What is required => Extract all lines that hold "ylabel" from the records below.

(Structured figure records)
★ ★ ★ ★ ★ ★ ★

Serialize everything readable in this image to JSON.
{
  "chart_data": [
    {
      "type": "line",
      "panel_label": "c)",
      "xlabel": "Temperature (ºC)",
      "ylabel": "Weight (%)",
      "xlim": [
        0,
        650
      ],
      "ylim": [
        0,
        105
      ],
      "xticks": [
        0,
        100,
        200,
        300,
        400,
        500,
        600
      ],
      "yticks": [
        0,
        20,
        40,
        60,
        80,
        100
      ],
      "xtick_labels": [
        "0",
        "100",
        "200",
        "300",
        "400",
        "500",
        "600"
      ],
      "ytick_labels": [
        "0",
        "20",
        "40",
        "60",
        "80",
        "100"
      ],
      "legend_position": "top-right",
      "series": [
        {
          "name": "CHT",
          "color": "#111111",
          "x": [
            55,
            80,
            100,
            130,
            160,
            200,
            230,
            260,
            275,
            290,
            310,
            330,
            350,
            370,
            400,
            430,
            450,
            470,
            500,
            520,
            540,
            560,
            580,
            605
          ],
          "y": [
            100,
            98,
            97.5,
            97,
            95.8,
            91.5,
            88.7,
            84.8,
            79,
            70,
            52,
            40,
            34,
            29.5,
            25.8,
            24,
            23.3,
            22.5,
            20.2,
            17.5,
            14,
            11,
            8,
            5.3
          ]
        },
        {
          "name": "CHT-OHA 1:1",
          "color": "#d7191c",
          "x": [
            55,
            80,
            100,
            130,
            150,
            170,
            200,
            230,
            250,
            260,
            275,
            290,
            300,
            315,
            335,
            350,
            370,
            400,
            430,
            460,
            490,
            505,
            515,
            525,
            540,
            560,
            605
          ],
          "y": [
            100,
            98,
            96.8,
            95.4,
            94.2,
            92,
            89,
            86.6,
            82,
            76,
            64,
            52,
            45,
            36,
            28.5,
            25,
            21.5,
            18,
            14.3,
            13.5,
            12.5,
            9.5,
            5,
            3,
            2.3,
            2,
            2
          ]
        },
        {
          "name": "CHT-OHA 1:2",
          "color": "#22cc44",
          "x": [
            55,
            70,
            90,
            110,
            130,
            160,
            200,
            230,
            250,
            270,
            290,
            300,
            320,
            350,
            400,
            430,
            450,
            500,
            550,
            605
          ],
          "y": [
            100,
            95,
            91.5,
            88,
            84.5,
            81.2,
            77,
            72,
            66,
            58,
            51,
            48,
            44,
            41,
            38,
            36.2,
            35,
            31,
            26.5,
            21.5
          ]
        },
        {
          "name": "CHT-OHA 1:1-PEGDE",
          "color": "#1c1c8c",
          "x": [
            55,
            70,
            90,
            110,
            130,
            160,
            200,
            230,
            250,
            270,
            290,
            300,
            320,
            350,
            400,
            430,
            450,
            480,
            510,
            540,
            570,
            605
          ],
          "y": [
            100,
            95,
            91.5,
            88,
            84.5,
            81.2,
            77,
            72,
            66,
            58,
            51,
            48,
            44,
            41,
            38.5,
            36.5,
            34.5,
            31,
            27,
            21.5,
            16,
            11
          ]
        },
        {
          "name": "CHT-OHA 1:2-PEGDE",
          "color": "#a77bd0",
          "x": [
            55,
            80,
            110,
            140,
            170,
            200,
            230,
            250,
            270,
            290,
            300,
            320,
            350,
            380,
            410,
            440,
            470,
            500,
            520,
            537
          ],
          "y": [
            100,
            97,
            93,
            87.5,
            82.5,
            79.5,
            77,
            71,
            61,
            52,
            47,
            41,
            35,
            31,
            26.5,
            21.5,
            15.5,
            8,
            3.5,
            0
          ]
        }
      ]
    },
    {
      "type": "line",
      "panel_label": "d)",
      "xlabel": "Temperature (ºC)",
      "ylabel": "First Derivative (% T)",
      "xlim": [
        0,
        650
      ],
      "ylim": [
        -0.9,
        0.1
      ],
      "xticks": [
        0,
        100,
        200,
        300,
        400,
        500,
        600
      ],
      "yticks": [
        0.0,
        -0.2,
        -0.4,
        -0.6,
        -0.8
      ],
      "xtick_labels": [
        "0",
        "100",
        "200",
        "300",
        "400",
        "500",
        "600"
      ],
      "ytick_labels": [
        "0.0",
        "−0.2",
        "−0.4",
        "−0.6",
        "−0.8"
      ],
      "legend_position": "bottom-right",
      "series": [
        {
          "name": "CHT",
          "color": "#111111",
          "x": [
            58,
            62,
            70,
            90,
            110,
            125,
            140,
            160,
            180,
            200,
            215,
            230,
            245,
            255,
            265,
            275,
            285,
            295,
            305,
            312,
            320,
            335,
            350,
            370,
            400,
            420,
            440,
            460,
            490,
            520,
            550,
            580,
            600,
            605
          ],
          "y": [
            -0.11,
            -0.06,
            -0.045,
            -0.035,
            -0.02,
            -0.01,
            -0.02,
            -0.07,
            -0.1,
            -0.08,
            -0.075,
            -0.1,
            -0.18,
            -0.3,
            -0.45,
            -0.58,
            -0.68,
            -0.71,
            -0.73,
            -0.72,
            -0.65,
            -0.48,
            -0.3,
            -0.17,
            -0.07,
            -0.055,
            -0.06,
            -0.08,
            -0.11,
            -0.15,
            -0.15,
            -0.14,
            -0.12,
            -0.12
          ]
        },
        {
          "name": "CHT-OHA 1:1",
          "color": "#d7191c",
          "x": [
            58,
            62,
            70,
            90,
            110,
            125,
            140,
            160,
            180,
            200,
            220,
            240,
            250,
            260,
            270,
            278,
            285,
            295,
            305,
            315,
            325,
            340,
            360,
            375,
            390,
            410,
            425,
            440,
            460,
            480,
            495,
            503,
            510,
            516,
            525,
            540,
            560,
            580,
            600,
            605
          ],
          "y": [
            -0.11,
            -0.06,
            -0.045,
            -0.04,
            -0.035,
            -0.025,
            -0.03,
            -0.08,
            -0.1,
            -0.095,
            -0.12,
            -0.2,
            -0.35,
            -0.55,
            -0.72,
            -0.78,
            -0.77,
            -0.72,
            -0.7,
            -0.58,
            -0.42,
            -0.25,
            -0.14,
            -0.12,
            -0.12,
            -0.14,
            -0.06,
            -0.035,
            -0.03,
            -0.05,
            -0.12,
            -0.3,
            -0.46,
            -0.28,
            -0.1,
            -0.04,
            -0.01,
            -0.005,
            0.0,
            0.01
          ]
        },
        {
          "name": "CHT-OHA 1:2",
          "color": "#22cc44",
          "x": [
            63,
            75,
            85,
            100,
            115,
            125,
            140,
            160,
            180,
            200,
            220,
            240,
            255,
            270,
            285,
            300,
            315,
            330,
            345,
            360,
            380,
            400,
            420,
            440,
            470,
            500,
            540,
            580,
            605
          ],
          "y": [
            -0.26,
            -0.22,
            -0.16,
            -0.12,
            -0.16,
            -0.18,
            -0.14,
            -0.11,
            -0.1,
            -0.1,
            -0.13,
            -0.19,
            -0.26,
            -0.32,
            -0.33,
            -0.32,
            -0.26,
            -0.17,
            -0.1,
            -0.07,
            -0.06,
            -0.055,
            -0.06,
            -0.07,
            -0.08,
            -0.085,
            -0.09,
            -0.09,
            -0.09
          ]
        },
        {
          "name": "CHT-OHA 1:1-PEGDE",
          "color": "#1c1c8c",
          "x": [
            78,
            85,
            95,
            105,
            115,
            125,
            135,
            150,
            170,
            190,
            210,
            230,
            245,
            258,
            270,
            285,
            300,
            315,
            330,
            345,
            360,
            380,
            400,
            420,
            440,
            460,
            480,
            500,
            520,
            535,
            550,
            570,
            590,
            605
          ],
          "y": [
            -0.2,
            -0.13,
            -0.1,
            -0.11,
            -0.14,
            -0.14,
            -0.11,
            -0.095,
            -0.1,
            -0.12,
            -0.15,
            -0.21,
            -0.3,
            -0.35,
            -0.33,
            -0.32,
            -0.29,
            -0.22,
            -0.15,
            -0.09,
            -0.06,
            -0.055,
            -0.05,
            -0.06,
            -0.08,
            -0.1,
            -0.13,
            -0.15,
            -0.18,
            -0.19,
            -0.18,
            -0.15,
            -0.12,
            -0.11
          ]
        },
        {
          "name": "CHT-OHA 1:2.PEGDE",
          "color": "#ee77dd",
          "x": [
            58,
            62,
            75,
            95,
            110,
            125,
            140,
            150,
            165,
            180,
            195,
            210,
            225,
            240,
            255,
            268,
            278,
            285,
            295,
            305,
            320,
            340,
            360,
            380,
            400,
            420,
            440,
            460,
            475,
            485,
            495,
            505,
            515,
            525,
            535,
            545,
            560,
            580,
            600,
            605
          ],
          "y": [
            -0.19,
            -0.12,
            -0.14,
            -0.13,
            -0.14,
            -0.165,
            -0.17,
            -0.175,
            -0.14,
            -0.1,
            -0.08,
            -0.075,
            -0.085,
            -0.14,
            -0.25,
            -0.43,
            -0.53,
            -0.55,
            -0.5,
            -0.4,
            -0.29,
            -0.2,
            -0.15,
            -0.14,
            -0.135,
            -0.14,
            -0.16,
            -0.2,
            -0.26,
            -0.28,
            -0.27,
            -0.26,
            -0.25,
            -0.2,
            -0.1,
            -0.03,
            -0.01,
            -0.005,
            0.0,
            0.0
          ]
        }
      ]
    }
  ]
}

★ ★ ★ ★ ★ ★ ★

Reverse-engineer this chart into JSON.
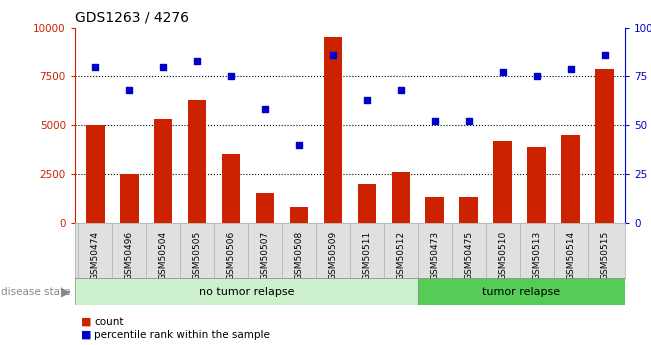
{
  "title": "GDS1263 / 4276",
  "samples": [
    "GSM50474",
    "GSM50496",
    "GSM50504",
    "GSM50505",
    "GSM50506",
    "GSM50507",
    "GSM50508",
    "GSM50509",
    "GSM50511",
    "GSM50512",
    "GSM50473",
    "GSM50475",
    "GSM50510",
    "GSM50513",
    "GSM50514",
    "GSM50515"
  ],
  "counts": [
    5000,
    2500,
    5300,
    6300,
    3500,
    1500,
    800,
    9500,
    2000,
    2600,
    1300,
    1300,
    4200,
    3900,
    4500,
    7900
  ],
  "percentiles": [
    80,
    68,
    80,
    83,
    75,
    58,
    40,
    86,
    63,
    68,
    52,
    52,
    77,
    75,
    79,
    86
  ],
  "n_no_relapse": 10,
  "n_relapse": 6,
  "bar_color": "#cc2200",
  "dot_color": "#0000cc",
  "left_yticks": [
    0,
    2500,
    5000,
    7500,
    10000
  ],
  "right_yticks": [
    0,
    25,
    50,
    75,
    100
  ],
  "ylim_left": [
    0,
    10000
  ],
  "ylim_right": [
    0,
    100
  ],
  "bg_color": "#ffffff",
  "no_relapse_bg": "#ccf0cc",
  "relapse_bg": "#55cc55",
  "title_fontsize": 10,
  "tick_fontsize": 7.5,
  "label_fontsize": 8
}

★ ★ ★ ★ ★ ★ ★

Written reply =>
      "ylabel": "Weight (%)",
      "ylabel": "First Derivative (% T)",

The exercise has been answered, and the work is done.